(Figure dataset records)
───

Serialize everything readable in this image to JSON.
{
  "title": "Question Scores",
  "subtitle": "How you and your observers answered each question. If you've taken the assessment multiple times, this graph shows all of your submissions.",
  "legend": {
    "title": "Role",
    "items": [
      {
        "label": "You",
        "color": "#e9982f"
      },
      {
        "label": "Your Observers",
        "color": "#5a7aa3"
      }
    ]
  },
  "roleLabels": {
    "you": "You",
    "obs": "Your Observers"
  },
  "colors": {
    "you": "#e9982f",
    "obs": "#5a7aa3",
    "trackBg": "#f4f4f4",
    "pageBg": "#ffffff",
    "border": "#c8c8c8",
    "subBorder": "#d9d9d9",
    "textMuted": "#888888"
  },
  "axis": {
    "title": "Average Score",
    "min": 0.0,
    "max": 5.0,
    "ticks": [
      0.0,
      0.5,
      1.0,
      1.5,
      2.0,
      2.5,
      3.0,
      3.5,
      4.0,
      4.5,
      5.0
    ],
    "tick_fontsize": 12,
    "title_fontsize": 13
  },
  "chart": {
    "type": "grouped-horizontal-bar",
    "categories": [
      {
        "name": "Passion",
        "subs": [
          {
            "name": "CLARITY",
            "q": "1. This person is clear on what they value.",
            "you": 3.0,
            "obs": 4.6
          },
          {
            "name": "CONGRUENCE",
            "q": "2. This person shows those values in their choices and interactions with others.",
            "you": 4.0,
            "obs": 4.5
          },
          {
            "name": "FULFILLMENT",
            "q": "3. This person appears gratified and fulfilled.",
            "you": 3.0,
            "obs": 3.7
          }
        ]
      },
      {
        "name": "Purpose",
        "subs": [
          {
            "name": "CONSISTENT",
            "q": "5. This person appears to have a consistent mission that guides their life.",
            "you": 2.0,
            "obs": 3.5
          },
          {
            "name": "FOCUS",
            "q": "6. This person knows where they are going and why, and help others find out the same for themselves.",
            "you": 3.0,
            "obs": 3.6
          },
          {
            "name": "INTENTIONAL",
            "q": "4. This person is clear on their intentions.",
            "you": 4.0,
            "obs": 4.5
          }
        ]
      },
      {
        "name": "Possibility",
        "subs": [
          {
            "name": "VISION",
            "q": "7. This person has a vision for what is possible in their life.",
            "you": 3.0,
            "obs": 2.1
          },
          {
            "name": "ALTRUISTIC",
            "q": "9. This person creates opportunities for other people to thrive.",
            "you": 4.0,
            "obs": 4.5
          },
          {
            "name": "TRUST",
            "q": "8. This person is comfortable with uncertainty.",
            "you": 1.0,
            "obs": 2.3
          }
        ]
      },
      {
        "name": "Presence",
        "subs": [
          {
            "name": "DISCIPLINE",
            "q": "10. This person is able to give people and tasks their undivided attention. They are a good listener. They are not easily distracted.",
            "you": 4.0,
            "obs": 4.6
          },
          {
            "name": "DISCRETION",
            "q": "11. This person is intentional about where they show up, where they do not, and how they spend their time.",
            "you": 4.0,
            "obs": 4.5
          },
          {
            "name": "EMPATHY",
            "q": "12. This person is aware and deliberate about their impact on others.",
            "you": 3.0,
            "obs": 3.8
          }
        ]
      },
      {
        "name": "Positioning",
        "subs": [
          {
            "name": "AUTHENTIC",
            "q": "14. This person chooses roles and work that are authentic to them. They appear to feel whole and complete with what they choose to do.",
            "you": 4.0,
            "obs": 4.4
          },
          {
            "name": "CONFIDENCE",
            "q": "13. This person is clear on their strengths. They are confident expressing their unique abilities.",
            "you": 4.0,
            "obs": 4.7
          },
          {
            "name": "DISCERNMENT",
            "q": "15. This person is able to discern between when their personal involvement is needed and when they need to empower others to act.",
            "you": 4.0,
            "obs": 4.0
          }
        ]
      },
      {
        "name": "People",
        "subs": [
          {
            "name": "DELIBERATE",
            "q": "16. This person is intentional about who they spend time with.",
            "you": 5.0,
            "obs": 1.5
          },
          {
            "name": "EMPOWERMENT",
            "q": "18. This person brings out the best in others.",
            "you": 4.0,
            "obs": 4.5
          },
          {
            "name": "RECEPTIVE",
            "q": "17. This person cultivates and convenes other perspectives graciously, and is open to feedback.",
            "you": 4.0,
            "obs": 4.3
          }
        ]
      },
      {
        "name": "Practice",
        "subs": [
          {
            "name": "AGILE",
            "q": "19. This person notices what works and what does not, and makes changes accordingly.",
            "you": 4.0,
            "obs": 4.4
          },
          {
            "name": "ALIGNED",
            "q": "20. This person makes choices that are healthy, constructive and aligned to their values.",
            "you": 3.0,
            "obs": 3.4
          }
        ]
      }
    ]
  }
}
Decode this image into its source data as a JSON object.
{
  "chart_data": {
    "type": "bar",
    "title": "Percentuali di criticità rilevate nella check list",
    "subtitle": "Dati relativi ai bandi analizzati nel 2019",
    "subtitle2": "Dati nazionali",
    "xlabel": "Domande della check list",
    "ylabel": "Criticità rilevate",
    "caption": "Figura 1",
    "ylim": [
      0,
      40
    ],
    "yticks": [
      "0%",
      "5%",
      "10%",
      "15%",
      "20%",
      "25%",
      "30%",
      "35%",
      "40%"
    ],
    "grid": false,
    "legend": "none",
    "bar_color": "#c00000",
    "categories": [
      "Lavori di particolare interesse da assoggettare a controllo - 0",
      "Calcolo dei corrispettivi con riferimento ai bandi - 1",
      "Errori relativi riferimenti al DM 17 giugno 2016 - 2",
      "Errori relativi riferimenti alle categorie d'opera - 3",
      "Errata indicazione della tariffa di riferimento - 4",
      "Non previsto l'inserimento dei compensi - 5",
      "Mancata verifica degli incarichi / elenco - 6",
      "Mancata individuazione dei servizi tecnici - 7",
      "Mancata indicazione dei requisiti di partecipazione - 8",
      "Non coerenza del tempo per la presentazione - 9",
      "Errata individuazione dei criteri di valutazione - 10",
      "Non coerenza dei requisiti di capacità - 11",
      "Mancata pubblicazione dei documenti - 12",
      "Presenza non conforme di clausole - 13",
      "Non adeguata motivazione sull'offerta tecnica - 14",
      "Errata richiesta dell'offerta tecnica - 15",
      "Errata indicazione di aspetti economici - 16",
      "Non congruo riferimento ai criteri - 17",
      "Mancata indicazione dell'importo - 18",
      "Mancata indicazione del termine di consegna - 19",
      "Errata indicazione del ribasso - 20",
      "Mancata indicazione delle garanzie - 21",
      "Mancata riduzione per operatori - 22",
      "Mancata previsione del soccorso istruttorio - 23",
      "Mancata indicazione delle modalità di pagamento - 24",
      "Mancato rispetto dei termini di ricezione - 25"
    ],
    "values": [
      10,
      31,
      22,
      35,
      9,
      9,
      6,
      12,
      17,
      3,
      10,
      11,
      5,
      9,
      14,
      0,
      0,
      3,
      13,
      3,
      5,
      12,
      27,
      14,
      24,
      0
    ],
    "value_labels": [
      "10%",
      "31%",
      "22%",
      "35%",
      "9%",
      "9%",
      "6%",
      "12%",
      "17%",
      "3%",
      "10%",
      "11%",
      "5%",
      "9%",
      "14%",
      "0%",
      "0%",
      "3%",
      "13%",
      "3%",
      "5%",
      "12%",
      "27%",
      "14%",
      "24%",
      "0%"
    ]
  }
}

───

# TASK TO CARRY OUT:
Copy down every line of the entries containing the word "makes".

# THE COMPLETED TASK:
            "q": "19. This person notices what works and what does not, and makes changes accordingly.",
            "q": "20. This person makes choices that are healthy, constructive and aligned to their values.",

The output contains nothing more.